[Required task 1]: Copy the ice-cube problem word for word, between "This problem can" and "the first one.", inclusive.
>> Begin Selected text
Question

A 380 g metal container, insulated on the outside, holds 190 g of water in thermal equilibrium at 22°C. A 23 g ice cube, at the melting point, is dropped into the water, and when thermal equilibrium is reached the temperature is 15°C. Assume there is no heat exchange with the surroundings. For water, the specific heat capacity is 4190 J/kg ∙ K and the heat of fusion is 3.34 × 105 J/kg. The specific heat capacity for the metal is closest to:

3440 J/kg ∙ K
2340 J/kg ∙ K
1340 J/kg ∙ K
840 J/kg ∙ K
2840 J/kg ∙ K

Answer 1

C) 1340 J/kg K

Step-by-step explanation:

This problem can be solved by applying an energy balance for the whole process. The energy is initially in the container (superscript C), the liquid water (superscript lw) and the ice or solid water (superscript sw), where the liquid water and the ice are still unmixed:

`U^c+U^(lw)+U^(sw)`

The energy is in the final state in the container and a liquid water mass which is greater than the first one.
>> End Selected text
>> Begin Material provided
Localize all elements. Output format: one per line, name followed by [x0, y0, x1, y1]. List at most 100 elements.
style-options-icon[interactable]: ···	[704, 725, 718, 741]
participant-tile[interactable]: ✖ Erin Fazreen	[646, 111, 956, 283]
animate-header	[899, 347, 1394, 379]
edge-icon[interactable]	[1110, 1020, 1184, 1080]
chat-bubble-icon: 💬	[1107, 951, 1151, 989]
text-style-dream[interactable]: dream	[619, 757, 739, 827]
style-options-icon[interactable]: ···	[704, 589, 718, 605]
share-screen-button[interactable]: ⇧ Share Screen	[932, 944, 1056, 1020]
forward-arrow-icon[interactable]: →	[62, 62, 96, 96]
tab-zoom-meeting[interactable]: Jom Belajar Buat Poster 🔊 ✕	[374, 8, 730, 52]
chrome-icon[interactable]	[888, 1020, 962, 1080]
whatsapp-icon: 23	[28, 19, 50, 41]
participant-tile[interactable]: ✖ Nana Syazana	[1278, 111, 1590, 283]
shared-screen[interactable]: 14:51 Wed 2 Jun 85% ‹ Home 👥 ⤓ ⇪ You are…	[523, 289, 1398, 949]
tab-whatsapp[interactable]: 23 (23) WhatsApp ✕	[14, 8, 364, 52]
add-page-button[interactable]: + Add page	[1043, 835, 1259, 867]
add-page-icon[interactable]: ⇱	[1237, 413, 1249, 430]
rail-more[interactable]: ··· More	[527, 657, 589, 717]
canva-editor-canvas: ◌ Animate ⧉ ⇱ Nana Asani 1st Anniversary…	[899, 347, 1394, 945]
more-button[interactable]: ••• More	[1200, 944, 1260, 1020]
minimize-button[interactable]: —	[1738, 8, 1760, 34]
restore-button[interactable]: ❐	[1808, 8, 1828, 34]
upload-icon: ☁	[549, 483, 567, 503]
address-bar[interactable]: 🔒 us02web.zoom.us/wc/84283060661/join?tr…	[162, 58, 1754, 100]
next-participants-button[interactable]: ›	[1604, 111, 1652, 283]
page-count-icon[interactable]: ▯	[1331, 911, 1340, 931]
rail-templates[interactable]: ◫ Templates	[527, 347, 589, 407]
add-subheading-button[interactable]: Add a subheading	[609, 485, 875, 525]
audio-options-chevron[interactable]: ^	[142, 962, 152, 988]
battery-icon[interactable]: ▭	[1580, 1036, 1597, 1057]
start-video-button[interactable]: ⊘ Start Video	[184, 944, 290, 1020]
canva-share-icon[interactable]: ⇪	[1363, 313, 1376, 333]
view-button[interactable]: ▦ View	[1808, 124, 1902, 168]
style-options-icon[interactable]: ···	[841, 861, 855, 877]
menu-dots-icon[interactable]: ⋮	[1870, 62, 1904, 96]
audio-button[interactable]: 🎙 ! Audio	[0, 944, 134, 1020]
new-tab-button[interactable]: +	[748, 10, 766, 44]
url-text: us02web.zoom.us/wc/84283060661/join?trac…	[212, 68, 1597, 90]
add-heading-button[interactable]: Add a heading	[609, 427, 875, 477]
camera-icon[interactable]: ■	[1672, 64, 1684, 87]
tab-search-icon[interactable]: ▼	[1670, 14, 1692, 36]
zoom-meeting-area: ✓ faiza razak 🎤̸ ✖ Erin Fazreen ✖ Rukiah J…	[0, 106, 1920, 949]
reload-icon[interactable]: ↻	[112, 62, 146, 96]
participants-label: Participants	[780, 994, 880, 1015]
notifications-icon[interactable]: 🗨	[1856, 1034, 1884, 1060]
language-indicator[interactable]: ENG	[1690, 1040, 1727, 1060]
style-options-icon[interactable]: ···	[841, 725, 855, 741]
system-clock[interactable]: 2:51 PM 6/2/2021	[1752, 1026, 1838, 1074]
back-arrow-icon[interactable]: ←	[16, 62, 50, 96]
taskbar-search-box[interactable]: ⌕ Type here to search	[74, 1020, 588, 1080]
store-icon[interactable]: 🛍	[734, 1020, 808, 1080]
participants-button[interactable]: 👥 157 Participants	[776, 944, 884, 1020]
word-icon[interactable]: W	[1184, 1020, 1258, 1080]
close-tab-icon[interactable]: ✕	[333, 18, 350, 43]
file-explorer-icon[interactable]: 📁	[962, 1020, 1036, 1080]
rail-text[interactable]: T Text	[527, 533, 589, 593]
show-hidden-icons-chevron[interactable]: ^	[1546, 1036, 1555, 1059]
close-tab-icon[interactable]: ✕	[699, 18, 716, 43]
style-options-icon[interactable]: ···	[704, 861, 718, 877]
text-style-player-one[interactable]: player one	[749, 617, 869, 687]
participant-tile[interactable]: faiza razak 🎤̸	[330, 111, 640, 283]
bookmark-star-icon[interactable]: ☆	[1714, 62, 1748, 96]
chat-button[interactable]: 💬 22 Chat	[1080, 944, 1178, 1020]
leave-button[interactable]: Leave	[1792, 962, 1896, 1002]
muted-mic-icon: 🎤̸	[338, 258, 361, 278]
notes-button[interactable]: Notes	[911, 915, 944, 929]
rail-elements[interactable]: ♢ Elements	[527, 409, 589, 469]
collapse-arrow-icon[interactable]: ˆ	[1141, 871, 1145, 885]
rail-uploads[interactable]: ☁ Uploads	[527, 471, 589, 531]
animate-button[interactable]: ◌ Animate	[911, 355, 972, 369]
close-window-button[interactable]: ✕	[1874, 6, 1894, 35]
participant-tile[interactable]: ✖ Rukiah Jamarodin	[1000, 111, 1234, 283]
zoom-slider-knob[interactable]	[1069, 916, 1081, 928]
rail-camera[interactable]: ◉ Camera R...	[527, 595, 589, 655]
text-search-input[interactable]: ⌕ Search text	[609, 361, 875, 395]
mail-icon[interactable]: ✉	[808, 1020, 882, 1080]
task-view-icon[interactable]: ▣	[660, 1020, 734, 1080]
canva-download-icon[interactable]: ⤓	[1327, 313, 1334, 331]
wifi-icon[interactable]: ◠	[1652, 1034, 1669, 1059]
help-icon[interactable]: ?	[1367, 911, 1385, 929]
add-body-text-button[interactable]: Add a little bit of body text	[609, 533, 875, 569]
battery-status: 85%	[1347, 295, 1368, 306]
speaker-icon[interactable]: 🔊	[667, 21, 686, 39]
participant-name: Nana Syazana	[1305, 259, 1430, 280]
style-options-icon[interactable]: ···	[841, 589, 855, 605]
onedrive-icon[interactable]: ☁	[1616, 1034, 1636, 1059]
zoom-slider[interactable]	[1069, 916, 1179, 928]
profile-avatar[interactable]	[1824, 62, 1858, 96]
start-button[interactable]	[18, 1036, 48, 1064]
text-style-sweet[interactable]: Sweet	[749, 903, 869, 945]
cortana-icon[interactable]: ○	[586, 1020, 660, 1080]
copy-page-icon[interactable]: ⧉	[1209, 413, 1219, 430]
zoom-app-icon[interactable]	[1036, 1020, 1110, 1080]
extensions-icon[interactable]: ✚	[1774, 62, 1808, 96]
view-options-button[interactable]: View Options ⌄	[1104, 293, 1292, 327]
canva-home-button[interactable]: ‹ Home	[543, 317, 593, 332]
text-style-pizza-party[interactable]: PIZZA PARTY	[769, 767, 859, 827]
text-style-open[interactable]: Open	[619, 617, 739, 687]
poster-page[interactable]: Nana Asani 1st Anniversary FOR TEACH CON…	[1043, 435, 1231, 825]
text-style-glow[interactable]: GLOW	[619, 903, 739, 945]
>> End Material provided
[Required task 2]: Present the records from their first line through the line holding "8, 1828, 34]", inclusive, as a Markdown table with the columns Row and Entry, skipping blank lines.

[Worked solution 1]:
This problem can be solved by applying an energy balance for the whole process. The energy is initially in the container (superscript C), the liquid water (superscript lw) and the ice or solid water (superscript sw), where the liquid water and the ice are still unmixed:

`U^c+U^(lw)+U^(sw)`

The energy is in the final state in the container and a liquid water mass which is greater than the first one.

[Worked solution 2]:
| Row | Entry |
|---|---|
| 1 | Localize all elements. Output format: one per line, name followed by [x0, y0, x1, y1]. List at most 100 elements. |
| 2 | style-options-icon[interactable]: ···	[704, 725, 718, 741] |
| 3 | participant-tile[interactable]: ✖ Erin Fazreen	[646, 111, 956, 283] |
| 4 | animate-header	[899, 347, 1394, 379] |
| 5 | edge-icon[interactable]	[1110, 1020, 1184, 1080] |
| 6 | chat-bubble-icon: 💬	[1107, 951, 1151, 989] |
| 7 | text-style-dream[interactable]: dream	[619, 757, 739, 827] |
| 8 | style-options-icon[interactable]: ···	[704, 589, 718, 605] |
| 9 | share-screen-button[interactable]: ⇧ Share Screen	[932, 944, 1056, 1020] |
| 10 | forward-arrow-icon[interactable]: →	[62, 62, 96, 96] |
| 11 | tab-zoom-meeting[interactable]: Jom Belajar Buat Poster 🔊 ✕	[374, 8, 730, 52] |
| 12 | chrome-icon[interactable]	[888, 1020, 962, 1080] |
| 13 | whatsapp-icon: 23	[28, 19, 50, 41] |
| 14 | participant-tile[interactable]: ✖ Nana Syazana	[1278, 111, 1590, 283] |
| 15 | shared-screen[interactable]: 14:51 Wed 2 Jun 85% ‹ Home 👥 ⤓ ⇪ You are…	[523, 289, 1398, 949] |
| 16 | tab-whatsapp[interactable]: 23 (23) WhatsApp ✕	[14, 8, 364, 52] |
| 17 | add-page-button[interactable]: + Add page	[1043, 835, 1259, 867] |
| 18 | add-page-icon[interactable]: ⇱	[1237, 413, 1249, 430] |
| 19 | rail-more[interactable]: ··· More	[527, 657, 589, 717] |
| 20 | canva-editor-canvas: ◌ Animate ⧉ ⇱ Nana Asani 1st Anniversary…	[899, 347, 1394, 945] |
| 21 | more-button[interactable]: ••• More	[1200, 944, 1260, 1020] |
| 22 | minimize-button[interactable]: —	[1738, 8, 1760, 34] |
| 23 | restore-button[interactable]: ❐	[1808, 8, 1828, 34] |